**Prompt**
Only lines holding the word "researchers" should be copied from the material.

***

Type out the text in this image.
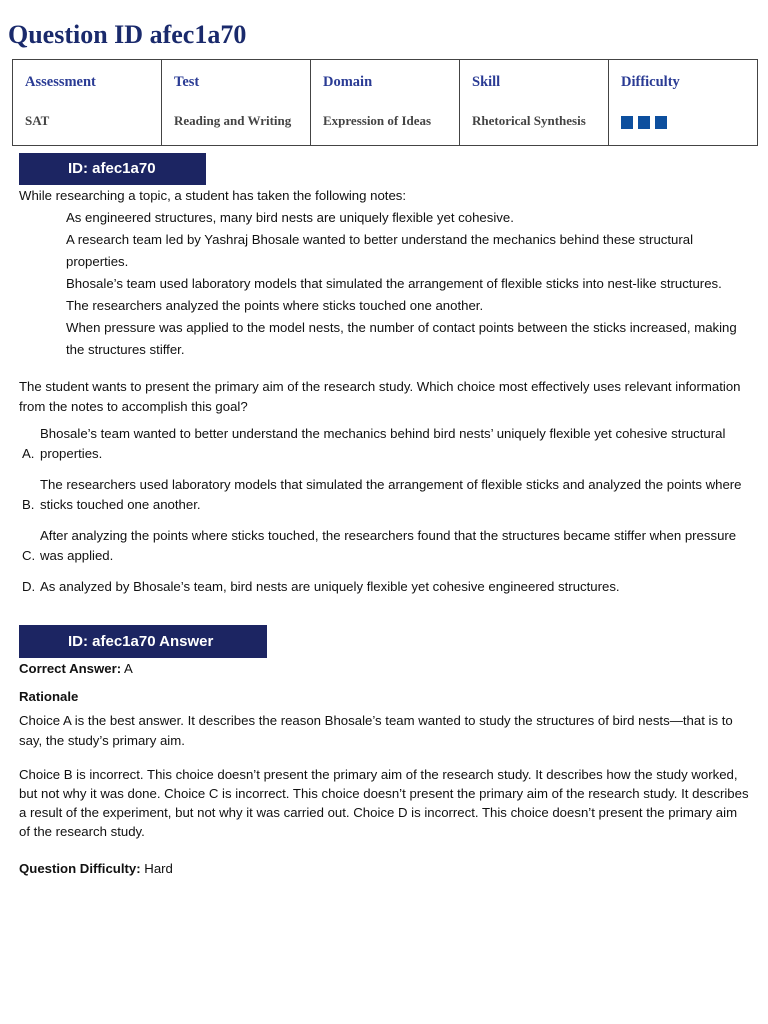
Question ID afec1a70
Assessment
SAT

Test
Reading and Writing

Domain
Expression of Ideas

Skill
Rhetorical Synthesis

Difficulty
ID: afec1a70

While researching a topic, a student has taken the following notes:

As engineered structures, many bird nests are uniquely flexible yet cohesive.
A research team led by Yashraj Bhosale wanted to better understand the mechanics behind these structural properties.
Bhosale’s team used laboratory models that simulated the arrangement of flexible sticks into nest-like structures.
The researchers analyzed the points where sticks touched one another.
When pressure was applied to the model nests, the number of contact points between the sticks increased, making the structures stiffer.

The student wants to present the primary aim of the research study. Which choice most effectively uses relevant information from the notes to accomplish this goal?

A.
Bhosale’s team wanted to better understand the mechanics behind bird nests’ uniquely flexible yet cohesive structural properties.
B.
The researchers used laboratory models that simulated the arrangement of flexible sticks and analyzed the points where sticks touched one another.
C.
After analyzing the points where sticks touched, the researchers found that the structures became stiffer when pressure was applied.
D. As analyzed by Bhosale’s team, bird nests are uniquely flexible yet cohesive engineered structures.
ID: afec1a70 Answer

Correct Answer: A

Rationale

Choice A is the best answer. It describes the reason Bhosale’s team wanted to study the structures of bird nests—that is to say, the study’s primary aim.

Choice B is incorrect. This choice doesn’t present the primary aim of the research study. It describes how the study worked, but not why it was done. Choice C is incorrect. This choice doesn’t present the primary aim of the research study. It describes a result of the experiment, but not why it was carried out. Choice D is incorrect. This choice doesn’t present the primary aim of the research study.

Question Difficulty: Hard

***

**Written solution**
The researchers analyzed the points where sticks touched one another.
The researchers used laboratory models that simulated the arrangement of flexible sticks and analyzed the points where sticks touched one another.
After analyzing the points where sticks touched, the researchers found that the structures became stiffer when pressure was applied.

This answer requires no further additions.